Lines of data:
++++++++
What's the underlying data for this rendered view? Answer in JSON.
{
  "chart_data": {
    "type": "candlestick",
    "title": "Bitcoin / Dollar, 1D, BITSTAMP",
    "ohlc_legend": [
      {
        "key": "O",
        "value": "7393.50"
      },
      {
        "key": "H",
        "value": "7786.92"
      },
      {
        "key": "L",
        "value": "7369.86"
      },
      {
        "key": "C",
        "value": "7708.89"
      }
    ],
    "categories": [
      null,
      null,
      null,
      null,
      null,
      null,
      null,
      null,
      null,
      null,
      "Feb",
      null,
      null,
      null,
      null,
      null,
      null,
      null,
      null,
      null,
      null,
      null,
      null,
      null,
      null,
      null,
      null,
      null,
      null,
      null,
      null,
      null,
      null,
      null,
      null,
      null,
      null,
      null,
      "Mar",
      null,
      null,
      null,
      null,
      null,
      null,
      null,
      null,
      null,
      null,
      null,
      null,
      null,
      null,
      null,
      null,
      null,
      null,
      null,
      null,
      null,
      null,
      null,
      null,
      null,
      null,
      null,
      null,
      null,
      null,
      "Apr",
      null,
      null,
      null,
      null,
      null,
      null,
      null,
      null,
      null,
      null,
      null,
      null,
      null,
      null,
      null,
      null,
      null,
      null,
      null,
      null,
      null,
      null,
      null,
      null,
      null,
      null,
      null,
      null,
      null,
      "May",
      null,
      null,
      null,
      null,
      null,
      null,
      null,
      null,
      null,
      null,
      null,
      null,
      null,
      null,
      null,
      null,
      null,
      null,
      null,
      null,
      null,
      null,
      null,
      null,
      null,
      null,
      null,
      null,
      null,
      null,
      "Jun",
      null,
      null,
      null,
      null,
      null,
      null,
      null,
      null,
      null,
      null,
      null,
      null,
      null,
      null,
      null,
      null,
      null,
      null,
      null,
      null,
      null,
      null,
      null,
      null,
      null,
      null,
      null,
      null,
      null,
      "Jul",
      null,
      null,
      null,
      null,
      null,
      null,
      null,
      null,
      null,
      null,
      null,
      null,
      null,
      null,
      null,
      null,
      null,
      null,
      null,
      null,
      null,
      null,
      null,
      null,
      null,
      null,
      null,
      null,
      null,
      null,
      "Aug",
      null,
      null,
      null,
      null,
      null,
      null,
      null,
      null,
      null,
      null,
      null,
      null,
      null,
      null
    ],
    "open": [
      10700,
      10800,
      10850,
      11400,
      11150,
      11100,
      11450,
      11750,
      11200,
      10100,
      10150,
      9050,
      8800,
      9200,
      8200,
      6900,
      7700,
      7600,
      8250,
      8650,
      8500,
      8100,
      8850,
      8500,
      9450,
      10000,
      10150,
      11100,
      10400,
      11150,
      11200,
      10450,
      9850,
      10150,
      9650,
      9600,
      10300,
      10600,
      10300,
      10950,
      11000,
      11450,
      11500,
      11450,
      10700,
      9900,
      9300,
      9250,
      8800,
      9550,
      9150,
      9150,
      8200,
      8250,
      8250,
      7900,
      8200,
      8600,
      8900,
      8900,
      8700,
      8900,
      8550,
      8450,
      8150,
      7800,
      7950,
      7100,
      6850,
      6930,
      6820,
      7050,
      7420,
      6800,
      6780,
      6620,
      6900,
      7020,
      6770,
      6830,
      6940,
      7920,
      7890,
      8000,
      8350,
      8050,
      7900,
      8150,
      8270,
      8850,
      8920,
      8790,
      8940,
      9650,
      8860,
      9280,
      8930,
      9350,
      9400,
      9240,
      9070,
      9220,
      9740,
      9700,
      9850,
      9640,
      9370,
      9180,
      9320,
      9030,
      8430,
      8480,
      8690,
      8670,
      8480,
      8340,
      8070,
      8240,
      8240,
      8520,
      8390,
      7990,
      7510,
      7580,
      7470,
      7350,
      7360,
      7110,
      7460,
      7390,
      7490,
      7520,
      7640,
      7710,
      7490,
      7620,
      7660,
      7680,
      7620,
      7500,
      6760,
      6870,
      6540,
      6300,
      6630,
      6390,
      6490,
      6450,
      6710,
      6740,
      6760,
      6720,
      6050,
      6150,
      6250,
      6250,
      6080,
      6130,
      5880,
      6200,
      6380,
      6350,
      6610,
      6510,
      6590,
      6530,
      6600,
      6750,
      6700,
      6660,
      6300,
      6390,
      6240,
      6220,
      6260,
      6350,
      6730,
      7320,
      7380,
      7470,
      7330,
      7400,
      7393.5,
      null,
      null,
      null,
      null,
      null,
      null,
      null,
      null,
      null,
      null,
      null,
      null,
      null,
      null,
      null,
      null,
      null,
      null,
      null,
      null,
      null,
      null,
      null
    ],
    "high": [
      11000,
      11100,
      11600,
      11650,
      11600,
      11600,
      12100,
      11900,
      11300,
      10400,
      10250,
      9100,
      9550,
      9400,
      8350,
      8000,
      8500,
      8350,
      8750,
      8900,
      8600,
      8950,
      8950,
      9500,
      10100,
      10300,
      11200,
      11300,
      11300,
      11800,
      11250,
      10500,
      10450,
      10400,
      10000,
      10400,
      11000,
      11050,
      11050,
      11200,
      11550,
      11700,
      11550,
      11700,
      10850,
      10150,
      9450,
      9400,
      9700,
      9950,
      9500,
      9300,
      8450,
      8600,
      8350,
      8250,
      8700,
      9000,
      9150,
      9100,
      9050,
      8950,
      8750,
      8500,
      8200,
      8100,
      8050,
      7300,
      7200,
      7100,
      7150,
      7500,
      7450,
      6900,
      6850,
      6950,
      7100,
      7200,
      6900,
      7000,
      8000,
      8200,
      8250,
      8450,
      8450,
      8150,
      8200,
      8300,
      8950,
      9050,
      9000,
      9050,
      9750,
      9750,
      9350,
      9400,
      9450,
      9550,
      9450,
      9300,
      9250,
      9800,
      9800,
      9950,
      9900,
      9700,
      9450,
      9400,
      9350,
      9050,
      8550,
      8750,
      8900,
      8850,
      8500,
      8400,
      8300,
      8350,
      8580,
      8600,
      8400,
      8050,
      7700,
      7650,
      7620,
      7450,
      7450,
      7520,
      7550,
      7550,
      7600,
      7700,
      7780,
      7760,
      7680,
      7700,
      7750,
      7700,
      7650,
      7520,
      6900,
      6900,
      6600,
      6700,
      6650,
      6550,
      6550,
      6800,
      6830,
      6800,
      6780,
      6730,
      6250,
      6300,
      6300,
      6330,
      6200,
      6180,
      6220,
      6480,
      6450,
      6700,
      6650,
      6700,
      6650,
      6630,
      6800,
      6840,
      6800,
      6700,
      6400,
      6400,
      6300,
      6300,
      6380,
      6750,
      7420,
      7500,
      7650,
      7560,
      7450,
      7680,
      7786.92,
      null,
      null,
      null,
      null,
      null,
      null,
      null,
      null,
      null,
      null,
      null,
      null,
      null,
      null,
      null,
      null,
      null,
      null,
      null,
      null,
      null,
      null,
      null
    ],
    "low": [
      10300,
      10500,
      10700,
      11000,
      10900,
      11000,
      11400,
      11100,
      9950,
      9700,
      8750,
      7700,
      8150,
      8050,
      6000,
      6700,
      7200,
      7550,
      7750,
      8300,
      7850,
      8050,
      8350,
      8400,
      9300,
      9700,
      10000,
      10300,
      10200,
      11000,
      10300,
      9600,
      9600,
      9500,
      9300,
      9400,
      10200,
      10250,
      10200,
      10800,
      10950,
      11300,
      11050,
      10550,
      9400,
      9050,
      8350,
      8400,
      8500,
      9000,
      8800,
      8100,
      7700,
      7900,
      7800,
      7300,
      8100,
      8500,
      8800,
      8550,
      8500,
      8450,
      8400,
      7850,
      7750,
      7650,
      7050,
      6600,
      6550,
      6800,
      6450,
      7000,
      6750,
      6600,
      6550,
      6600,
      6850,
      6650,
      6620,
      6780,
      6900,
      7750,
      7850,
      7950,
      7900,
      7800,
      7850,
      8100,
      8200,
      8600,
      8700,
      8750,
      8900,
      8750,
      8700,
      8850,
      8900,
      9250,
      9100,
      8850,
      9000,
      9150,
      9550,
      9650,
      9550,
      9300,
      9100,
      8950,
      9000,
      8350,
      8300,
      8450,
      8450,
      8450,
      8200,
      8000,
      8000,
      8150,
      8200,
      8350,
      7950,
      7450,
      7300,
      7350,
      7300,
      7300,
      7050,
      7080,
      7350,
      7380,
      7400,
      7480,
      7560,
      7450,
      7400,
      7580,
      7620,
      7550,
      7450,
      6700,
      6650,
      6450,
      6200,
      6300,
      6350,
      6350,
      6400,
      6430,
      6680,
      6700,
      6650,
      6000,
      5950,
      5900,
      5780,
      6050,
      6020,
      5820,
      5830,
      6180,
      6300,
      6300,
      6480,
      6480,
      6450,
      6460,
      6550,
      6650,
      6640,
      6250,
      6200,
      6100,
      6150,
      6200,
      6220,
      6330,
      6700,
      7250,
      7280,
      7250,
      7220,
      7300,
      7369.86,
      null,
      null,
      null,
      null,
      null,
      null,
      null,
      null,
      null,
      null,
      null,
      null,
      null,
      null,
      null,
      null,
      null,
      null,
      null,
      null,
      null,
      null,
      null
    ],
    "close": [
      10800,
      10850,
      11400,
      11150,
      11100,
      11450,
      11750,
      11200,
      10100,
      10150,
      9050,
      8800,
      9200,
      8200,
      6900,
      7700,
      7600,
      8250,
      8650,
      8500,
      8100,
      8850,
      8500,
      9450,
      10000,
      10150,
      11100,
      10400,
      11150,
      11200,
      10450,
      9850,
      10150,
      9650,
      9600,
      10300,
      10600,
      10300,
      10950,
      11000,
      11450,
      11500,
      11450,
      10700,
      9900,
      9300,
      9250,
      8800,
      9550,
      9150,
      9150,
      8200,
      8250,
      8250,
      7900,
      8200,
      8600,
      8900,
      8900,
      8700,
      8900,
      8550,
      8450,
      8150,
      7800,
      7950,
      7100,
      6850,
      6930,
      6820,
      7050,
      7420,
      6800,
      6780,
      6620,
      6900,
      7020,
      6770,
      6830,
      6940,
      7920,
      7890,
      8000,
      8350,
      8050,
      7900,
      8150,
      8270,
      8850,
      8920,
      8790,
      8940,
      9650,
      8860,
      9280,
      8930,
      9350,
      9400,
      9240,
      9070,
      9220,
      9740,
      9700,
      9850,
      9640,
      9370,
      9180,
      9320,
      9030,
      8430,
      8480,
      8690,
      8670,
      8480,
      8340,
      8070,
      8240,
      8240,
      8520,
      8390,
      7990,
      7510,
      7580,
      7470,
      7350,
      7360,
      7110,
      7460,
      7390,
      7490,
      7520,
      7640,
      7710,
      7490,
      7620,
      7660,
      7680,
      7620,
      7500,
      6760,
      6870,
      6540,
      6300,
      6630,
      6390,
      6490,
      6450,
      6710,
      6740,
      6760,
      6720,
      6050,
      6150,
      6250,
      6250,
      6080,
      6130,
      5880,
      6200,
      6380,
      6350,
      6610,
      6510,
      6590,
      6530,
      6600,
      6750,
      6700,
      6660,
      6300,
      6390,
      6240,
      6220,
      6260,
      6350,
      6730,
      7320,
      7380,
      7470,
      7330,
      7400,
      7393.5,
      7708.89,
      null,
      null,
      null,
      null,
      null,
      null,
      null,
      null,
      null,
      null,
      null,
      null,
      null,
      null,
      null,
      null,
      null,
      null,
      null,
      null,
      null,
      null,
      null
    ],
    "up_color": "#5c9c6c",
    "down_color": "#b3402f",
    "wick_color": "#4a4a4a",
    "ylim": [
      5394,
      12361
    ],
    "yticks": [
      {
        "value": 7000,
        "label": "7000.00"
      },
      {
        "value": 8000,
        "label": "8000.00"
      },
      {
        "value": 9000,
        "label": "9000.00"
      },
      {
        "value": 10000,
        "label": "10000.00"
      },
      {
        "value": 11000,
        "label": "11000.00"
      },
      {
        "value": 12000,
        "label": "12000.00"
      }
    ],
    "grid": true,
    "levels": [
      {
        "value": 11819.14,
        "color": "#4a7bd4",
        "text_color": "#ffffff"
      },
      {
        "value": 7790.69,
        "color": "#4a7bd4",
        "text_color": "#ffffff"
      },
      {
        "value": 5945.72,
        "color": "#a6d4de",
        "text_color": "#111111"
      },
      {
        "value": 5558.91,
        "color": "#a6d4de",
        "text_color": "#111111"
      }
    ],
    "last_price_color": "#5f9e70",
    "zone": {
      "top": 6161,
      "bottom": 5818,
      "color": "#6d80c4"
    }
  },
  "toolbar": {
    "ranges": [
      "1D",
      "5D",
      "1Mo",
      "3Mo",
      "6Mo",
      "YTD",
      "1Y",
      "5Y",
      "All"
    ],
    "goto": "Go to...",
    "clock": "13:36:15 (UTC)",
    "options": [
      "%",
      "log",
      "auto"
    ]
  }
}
++++++++
Identify and copy lines that hold the string "label".

*WRITTEN RESPONSE*
        "label": "7000.00"
        "label": "8000.00"
        "label": "9000.00"
        "label": "10000.00"
        "label": "11000.00"
        "label": "12000.00"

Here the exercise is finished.